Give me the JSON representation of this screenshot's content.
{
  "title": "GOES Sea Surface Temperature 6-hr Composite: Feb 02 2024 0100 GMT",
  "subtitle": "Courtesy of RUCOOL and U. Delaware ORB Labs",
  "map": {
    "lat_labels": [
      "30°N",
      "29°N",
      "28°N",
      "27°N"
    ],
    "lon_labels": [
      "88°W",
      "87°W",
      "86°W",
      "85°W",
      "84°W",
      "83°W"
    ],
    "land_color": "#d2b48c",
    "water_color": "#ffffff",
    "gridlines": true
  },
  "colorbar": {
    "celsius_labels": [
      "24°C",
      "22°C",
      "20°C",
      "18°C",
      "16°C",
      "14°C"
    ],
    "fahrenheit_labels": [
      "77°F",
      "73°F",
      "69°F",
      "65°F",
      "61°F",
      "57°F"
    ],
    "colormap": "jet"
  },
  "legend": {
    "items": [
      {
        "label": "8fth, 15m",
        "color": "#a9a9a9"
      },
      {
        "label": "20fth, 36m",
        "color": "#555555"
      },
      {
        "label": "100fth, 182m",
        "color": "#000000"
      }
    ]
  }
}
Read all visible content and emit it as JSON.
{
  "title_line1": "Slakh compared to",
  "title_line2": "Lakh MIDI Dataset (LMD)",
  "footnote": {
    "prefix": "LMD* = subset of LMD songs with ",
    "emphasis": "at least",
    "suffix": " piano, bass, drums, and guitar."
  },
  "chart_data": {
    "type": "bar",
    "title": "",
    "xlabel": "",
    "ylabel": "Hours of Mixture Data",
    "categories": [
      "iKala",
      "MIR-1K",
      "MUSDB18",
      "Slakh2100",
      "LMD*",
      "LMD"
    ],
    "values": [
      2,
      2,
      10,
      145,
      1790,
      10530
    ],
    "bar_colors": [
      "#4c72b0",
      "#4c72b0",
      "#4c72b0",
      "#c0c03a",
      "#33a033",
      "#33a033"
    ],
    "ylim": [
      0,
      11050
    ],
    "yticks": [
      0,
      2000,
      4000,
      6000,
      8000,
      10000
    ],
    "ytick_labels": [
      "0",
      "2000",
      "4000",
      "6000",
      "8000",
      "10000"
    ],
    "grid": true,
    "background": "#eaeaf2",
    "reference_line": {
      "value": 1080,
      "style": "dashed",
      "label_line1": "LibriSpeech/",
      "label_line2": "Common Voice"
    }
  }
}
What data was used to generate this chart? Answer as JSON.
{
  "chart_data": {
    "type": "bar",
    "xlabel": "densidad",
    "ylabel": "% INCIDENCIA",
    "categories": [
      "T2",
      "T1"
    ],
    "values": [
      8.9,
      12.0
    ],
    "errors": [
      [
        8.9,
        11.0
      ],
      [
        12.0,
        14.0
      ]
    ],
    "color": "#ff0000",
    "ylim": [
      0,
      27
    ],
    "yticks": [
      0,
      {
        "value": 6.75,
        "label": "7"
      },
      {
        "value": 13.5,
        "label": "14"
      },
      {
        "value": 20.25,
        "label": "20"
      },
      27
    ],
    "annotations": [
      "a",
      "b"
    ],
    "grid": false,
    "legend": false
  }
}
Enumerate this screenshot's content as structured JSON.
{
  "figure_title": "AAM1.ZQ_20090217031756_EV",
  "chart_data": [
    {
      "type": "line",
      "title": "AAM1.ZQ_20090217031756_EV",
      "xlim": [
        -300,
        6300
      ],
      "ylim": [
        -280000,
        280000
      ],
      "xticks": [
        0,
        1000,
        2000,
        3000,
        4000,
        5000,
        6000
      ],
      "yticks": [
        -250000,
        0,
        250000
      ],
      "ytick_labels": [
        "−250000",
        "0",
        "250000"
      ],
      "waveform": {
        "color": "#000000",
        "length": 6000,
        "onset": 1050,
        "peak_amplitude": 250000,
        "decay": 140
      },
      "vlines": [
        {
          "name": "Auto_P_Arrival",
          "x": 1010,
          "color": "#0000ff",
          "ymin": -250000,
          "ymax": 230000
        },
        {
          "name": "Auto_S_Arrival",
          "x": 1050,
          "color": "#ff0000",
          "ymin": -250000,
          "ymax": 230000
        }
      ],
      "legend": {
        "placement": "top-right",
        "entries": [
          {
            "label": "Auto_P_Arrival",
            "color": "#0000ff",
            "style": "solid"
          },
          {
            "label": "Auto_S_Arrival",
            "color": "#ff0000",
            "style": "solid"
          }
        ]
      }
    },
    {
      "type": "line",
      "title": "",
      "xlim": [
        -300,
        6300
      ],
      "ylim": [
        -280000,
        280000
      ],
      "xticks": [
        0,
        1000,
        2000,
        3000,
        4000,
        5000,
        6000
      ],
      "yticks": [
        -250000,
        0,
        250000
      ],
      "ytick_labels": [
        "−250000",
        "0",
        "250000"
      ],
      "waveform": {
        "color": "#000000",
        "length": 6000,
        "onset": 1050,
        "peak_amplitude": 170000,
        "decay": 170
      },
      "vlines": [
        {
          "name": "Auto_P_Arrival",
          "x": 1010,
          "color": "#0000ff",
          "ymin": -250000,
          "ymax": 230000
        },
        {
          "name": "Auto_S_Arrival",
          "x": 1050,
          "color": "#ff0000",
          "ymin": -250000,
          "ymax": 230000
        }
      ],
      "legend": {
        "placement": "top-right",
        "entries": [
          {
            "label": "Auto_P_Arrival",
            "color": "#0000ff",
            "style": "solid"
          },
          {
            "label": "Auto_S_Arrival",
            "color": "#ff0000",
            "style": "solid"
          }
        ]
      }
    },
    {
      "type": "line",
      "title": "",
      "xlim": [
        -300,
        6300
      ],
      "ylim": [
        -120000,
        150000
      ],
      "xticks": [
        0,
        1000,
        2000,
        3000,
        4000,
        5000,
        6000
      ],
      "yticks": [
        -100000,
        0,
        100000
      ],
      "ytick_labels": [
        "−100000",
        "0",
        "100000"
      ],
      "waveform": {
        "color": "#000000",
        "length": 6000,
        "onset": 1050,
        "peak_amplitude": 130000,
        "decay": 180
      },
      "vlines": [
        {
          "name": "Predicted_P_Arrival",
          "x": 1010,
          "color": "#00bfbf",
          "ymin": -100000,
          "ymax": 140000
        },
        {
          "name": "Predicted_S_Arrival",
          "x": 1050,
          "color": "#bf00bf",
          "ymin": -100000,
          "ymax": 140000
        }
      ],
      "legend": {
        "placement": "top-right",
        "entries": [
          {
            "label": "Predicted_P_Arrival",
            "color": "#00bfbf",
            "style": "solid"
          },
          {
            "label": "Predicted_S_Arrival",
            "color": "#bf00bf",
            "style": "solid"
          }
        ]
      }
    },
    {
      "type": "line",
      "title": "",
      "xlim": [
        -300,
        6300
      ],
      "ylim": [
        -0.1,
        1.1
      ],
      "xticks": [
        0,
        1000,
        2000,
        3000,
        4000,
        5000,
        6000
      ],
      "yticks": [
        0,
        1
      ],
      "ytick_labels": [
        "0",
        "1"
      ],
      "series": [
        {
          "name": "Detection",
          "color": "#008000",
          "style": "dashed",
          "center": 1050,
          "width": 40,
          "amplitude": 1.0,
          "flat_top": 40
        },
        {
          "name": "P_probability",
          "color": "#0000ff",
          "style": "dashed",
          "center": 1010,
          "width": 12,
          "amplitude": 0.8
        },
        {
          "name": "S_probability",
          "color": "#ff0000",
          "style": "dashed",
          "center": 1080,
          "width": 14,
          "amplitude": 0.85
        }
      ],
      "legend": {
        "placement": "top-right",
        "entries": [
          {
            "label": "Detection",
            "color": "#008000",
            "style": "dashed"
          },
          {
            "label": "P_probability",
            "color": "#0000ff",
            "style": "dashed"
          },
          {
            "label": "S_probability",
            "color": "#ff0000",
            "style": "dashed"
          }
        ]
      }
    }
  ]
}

* * * * * * * * *

WORK TO DO
Extract the listing in its entirety, matching it exactly.

FULL ANSWER
Give me the JSON representation of this screenshot's content.
{
  "title": "GOES Sea Surface Temperature 6-hr Composite: Feb 02 2024 0100 GMT",
  "subtitle": "Courtesy of RUCOOL and U. Delaware ORB Labs",
  "map": {
    "lat_labels": [
      "30°N",
      "29°N",
      "28°N",
      "27°N"
    ],
    "lon_labels": [
      "88°W",
      "87°W",
      "86°W",
      "85°W",
      "84°W",
      "83°W"
    ],
    "land_color": "#d2b48c",
    "water_color": "#ffffff",
    "gridlines": true
  },
  "colorbar": {
    "celsius_labels": [
      "24°C",
      "22°C",
      "20°C",
      "18°C",
      "16°C",
      "14°C"
    ],
    "fahrenheit_labels": [
      "77°F",
      "73°F",
      "69°F",
      "65°F",
      "61°F",
      "57°F"
    ],
    "colormap": "jet"
  },
  "legend": {
    "items": [
      {
        "label": "8fth, 15m",
        "color": "#a9a9a9"
      },
      {
        "label": "20fth, 36m",
        "color": "#555555"
      },
      {
        "label": "100fth, 182m",
        "color": "#000000"
      }
    ]
  }
}
Read all visible content and emit it as JSON.
{
  "title_line1": "Slakh compared to",
  "title_line2": "Lakh MIDI Dataset (LMD)",
  "footnote": {
    "prefix": "LMD* = subset of LMD songs with ",
    "emphasis": "at least",
    "suffix": " piano, bass, drums, and guitar."
  },
  "chart_data": {
    "type": "bar",
    "title": "",
    "xlabel": "",
    "ylabel": "Hours of Mixture Data",
    "categories": [
      "iKala",
      "MIR-1K",
      "MUSDB18",
      "Slakh2100",
      "LMD*",
      "LMD"
    ],
    "values": [
      2,
      2,
      10,
      145,
      1790,
      10530
    ],
    "bar_colors": [
      "#4c72b0",
      "#4c72b0",
      "#4c72b0",
      "#c0c03a",
      "#33a033",
      "#33a033"
    ],
    "ylim": [
      0,
      11050
    ],
    "yticks": [
      0,
      2000,
      4000,
      6000,
      8000,
      10000
    ],
    "ytick_labels": [
      "0",
      "2000",
      "4000",
      "6000",
      "8000",
      "10000"
    ],
    "grid": true,
    "background": "#eaeaf2",
    "reference_line": {
      "value": 1080,
      "style": "dashed",
      "label_line1": "LibriSpeech/",
      "label_line2": "Common Voice"
    }
  }
}
What data was used to generate this chart? Answer as JSON.
{
  "chart_data": {
    "type": "bar",
    "xlabel": "densidad",
    "ylabel": "% INCIDENCIA",
    "categories": [
      "T2",
      "T1"
    ],
    "values": [
      8.9,
      12.0
    ],
    "errors": [
      [
        8.9,
        11.0
      ],
      [
        12.0,
        14.0
      ]
    ],
    "color": "#ff0000",
    "ylim": [
      0,
      27
    ],
    "yticks": [
      0,
      {
        "value": 6.75,
        "label": "7"
      },
      {
        "value": 13.5,
        "label": "14"
      },
      {
        "value": 20.25,
        "label": "20"
      },
      27
    ],
    "annotations": [
      "a",
      "b"
    ],
    "grid": false,
    "legend": false
  }
}
Enumerate this screenshot's content as structured JSON.
{
  "figure_title": "AAM1.ZQ_20090217031756_EV",
  "chart_data": [
    {
      "type": "line",
      "title": "AAM1.ZQ_20090217031756_EV",
      "xlim": [
        -300,
        6300
      ],
      "ylim": [
        -280000,
        280000
      ],
      "xticks": [
        0,
        1000,
        2000,
        3000,
        4000,
        5000,
        6000
      ],
      "yticks": [
        -250000,
        0,
        250000
      ],
      "ytick_labels": [
        "−250000",
        "0",
        "250000"
      ],
      "waveform": {
        "color": "#000000",
        "length": 6000,
        "onset": 1050,
        "peak_amplitude": 250000,
        "decay": 140
      },
      "vlines": [
        {
          "name": "Auto_P_Arrival",
          "x": 1010,
          "color": "#0000ff",
          "ymin": -250000,
          "ymax": 230000
        },
        {
          "name": "Auto_S_Arrival",
          "x": 1050,
          "color": "#ff0000",
          "ymin": -250000,
          "ymax": 230000
        }
      ],
      "legend": {
        "placement": "top-right",
        "entries": [
          {
            "label": "Auto_P_Arrival",
            "color": "#0000ff",
            "style": "solid"
          },
          {
            "label": "Auto_S_Arrival",
            "color": "#ff0000",
            "style": "solid"
          }
        ]
      }
    },
    {
      "type": "line",
      "title": "",
      "xlim": [
        -300,
        6300
      ],
      "ylim": [
        -280000,
        280000
      ],
      "xticks": [
        0,
        1000,
        2000,
        3000,
        4000,
        5000,
        6000
      ],
      "yticks": [
        -250000,
        0,
        250000
      ],
      "ytick_labels": [
        "−250000",
        "0",
        "250000"
      ],
      "waveform": {
        "color": "#000000",
        "length": 6000,
        "onset": 1050,
        "peak_amplitude": 170000,
        "decay": 170
      },
      "vlines": [
        {
          "name": "Auto_P_Arrival",
          "x": 1010,
          "color": "#0000ff",
          "ymin": -250000,
          "ymax": 230000
        },
        {
          "name": "Auto_S_Arrival",
          "x": 1050,
          "color": "#ff0000",
          "ymin": -250000,
          "ymax": 230000
        }
      ],
      "legend": {
        "placement": "top-right",
        "entries": [
          {
            "label": "Auto_P_Arrival",
            "color": "#0000ff",
            "style": "solid"
          },
          {
            "label": "Auto_S_Arrival",
            "color": "#ff0000",
            "style": "solid"
          }
        ]
      }
    },
    {
      "type": "line",
      "title": "",
      "xlim": [
        -300,
        6300
      ],
      "ylim": [
        -120000,
        150000
      ],
      "xticks": [
        0,
        1000,
        2000,
        3000,
        4000,
        5000,
        6000
      ],
      "yticks": [
        -100000,
        0,
        100000
      ],
      "ytick_labels": [
        "−100000",
        "0",
        "100000"
      ],
      "waveform": {
        "color": "#000000",
        "length": 6000,
        "onset": 1050,
        "peak_amplitude": 130000,
        "decay": 180
      },
      "vlines": [
        {
          "name": "Predicted_P_Arrival",
          "x": 1010,
          "color": "#00bfbf",
          "ymin": -100000,
          "ymax": 140000
        },
        {
          "name": "Predicted_S_Arrival",
          "x": 1050,
          "color": "#bf00bf",
          "ymin": -100000,
          "ymax": 140000
        }
      ],
      "legend": {
        "placement": "top-right",
        "entries": [
          {
            "label": "Predicted_P_Arrival",
            "color": "#00bfbf",
            "style": "solid"
          },
          {
            "label": "Predicted_S_Arrival",
            "color": "#bf00bf",
            "style": "solid"
          }
        ]
      }
    },
    {
      "type": "line",
      "title": "",
      "xlim": [
        -300,
        6300
      ],
      "ylim": [
        -0.1,
        1.1
      ],
      "xticks": [
        0,
        1000,
        2000,
        3000,
        4000,
        5000,
        6000
      ],
      "yticks": [
        0,
        1
      ],
      "ytick_labels": [
        "0",
        "1"
      ],
      "series": [
        {
          "name": "Detection",
          "color": "#008000",
          "style": "dashed",
          "center": 1050,
          "width": 40,
          "amplitude": 1.0,
          "flat_top": 40
        },
        {
          "name": "P_probability",
          "color": "#0000ff",
          "style": "dashed",
          "center": 1010,
          "width": 12,
          "amplitude": 0.8
        },
        {
          "name": "S_probability",
          "color": "#ff0000",
          "style": "dashed",
          "center": 1080,
          "width": 14,
          "amplitude": 0.85
        }
      ],
      "legend": {
        "placement": "top-right",
        "entries": [
          {
            "label": "Detection",
            "color": "#008000",
            "style": "dashed"
          },
          {
            "label": "P_probability",
            "color": "#0000ff",
            "style": "dashed"
          },
          {
            "label": "S_probability",
            "color": "#ff0000",
            "style": "dashed"
          }
        ]
      }
    }
  ]
}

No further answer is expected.